▸ **What you have to do**: Read the records and write them out again exactly.

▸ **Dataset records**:
[start]
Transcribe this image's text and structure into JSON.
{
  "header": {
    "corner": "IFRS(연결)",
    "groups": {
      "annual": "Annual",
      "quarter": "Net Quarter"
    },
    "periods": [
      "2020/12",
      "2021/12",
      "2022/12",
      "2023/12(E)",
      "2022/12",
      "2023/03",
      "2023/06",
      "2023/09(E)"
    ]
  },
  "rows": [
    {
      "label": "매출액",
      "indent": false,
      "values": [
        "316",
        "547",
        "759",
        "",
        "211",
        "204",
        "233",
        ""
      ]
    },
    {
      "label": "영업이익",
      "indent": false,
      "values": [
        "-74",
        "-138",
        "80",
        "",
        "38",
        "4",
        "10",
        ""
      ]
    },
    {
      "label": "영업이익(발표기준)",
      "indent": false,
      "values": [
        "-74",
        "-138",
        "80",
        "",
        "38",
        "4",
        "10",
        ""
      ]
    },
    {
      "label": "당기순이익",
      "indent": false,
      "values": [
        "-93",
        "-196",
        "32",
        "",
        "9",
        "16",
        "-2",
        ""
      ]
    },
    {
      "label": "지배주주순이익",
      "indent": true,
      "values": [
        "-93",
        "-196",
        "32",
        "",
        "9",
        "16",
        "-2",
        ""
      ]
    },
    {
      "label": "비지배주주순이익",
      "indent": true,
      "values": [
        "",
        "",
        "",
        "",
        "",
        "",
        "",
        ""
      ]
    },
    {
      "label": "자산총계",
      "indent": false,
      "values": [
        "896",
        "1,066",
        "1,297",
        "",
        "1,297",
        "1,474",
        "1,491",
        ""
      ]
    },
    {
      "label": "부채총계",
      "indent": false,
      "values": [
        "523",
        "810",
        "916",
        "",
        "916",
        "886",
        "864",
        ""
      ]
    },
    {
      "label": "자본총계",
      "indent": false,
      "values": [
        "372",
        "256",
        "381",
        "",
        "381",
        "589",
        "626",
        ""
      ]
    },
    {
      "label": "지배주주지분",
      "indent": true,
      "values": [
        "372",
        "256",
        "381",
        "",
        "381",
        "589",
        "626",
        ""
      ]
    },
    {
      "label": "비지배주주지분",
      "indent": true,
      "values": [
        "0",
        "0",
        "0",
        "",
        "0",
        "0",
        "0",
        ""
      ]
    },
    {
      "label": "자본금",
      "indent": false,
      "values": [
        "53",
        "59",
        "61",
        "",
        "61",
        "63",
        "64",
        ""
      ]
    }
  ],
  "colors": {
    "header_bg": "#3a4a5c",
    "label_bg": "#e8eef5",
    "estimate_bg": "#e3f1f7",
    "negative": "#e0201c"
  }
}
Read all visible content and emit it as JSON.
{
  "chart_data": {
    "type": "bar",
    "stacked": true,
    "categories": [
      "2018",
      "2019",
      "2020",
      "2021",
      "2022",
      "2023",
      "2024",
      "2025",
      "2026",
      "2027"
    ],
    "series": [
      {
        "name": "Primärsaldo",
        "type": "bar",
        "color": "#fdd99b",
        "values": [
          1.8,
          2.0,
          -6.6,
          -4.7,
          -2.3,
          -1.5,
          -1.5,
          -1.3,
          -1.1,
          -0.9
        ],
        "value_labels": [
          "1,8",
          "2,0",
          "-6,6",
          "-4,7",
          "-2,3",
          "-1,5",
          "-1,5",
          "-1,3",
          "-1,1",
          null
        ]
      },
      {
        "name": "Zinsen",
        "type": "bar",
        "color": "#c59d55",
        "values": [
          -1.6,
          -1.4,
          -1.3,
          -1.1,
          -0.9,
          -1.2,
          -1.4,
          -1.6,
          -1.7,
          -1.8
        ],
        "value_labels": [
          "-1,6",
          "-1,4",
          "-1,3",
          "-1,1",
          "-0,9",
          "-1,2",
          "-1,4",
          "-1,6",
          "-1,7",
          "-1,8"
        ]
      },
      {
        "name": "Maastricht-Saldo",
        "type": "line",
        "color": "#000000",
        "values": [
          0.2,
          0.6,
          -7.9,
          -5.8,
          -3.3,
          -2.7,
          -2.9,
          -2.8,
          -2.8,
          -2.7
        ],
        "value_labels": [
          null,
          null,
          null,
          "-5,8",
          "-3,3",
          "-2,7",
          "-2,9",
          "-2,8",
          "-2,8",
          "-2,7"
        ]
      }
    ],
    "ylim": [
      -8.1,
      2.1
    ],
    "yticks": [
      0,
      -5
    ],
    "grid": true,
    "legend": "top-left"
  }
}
[end]
▸ **Written response**:
Transcribe this image's text and structure into JSON.
{
  "header": {
    "corner": "IFRS(연결)",
    "groups": {
      "annual": "Annual",
      "quarter": "Net Quarter"
    },
    "periods": [
      "2020/12",
      "2021/12",
      "2022/12",
      "2023/12(E)",
      "2022/12",
      "2023/03",
      "2023/06",
      "2023/09(E)"
    ]
  },
  "rows": [
    {
      "label": "매출액",
      "indent": false,
      "values": [
        "316",
        "547",
        "759",
        "",
        "211",
        "204",
        "233",
        ""
      ]
    },
    {
      "label": "영업이익",
      "indent": false,
      "values": [
        "-74",
        "-138",
        "80",
        "",
        "38",
        "4",
        "10",
        ""
      ]
    },
    {
      "label": "영업이익(발표기준)",
      "indent": false,
      "values": [
        "-74",
        "-138",
        "80",
        "",
        "38",
        "4",
        "10",
        ""
      ]
    },
    {
      "label": "당기순이익",
      "indent": false,
      "values": [
        "-93",
        "-196",
        "32",
        "",
        "9",
        "16",
        "-2",
        ""
      ]
    },
    {
      "label": "지배주주순이익",
      "indent": true,
      "values": [
        "-93",
        "-196",
        "32",
        "",
        "9",
        "16",
        "-2",
        ""
      ]
    },
    {
      "label": "비지배주주순이익",
      "indent": true,
      "values": [
        "",
        "",
        "",
        "",
        "",
        "",
        "",
        ""
      ]
    },
    {
      "label": "자산총계",
      "indent": false,
      "values": [
        "896",
        "1,066",
        "1,297",
        "",
        "1,297",
        "1,474",
        "1,491",
        ""
      ]
    },
    {
      "label": "부채총계",
      "indent": false,
      "values": [
        "523",
        "810",
        "916",
        "",
        "916",
        "886",
        "864",
        ""
      ]
    },
    {
      "label": "자본총계",
      "indent": false,
      "values": [
        "372",
        "256",
        "381",
        "",
        "381",
        "589",
        "626",
        ""
      ]
    },
    {
      "label": "지배주주지분",
      "indent": true,
      "values": [
        "372",
        "256",
        "381",
        "",
        "381",
        "589",
        "626",
        ""
      ]
    },
    {
      "label": "비지배주주지분",
      "indent": true,
      "values": [
        "0",
        "0",
        "0",
        "",
        "0",
        "0",
        "0",
        ""
      ]
    },
    {
      "label": "자본금",
      "indent": false,
      "values": [
        "53",
        "59",
        "61",
        "",
        "61",
        "63",
        "64",
        ""
      ]
    }
  ],
  "colors": {
    "header_bg": "#3a4a5c",
    "label_bg": "#e8eef5",
    "estimate_bg": "#e3f1f7",
    "negative": "#e0201c"
  }
}
Read all visible content and emit it as JSON.
{
  "chart_data": {
    "type": "bar",
    "stacked": true,
    "categories": [
      "2018",
      "2019",
      "2020",
      "2021",
      "2022",
      "2023",
      "2024",
      "2025",
      "2026",
      "2027"
    ],
    "series": [
      {
        "name": "Primärsaldo",
        "type": "bar",
        "color": "#fdd99b",
        "values": [
          1.8,
          2.0,
          -6.6,
          -4.7,
          -2.3,
          -1.5,
          -1.5,
          -1.3,
          -1.1,
          -0.9
        ],
        "value_labels": [
          "1,8",
          "2,0",
          "-6,6",
          "-4,7",
          "-2,3",
          "-1,5",
          "-1,5",
          "-1,3",
          "-1,1",
          null
        ]
      },
      {
        "name": "Zinsen",
        "type": "bar",
        "color": "#c59d55",
        "values": [
          -1.6,
          -1.4,
          -1.3,
          -1.1,
          -0.9,
          -1.2,
          -1.4,
          -1.6,
          -1.7,
          -1.8
        ],
        "value_labels": [
          "-1,6",
          "-1,4",
          "-1,3",
          "-1,1",
          "-0,9",
          "-1,2",
          "-1,4",
          "-1,6",
          "-1,7",
          "-1,8"
        ]
      },
      {
        "name": "Maastricht-Saldo",
        "type": "line",
        "color": "#000000",
        "values": [
          0.2,
          0.6,
          -7.9,
          -5.8,
          -3.3,
          -2.7,
          -2.9,
          -2.8,
          -2.8,
          -2.7
        ],
        "value_labels": [
          null,
          null,
          null,
          "-5,8",
          "-3,3",
          "-2,7",
          "-2,9",
          "-2,8",
          "-2,8",
          "-2,7"
        ]
      }
    ],
    "ylim": [
      -8.1,
      2.1
    ],
    "yticks": [
      0,
      -5
    ],
    "grid": true,
    "legend": "top-left"
  }
}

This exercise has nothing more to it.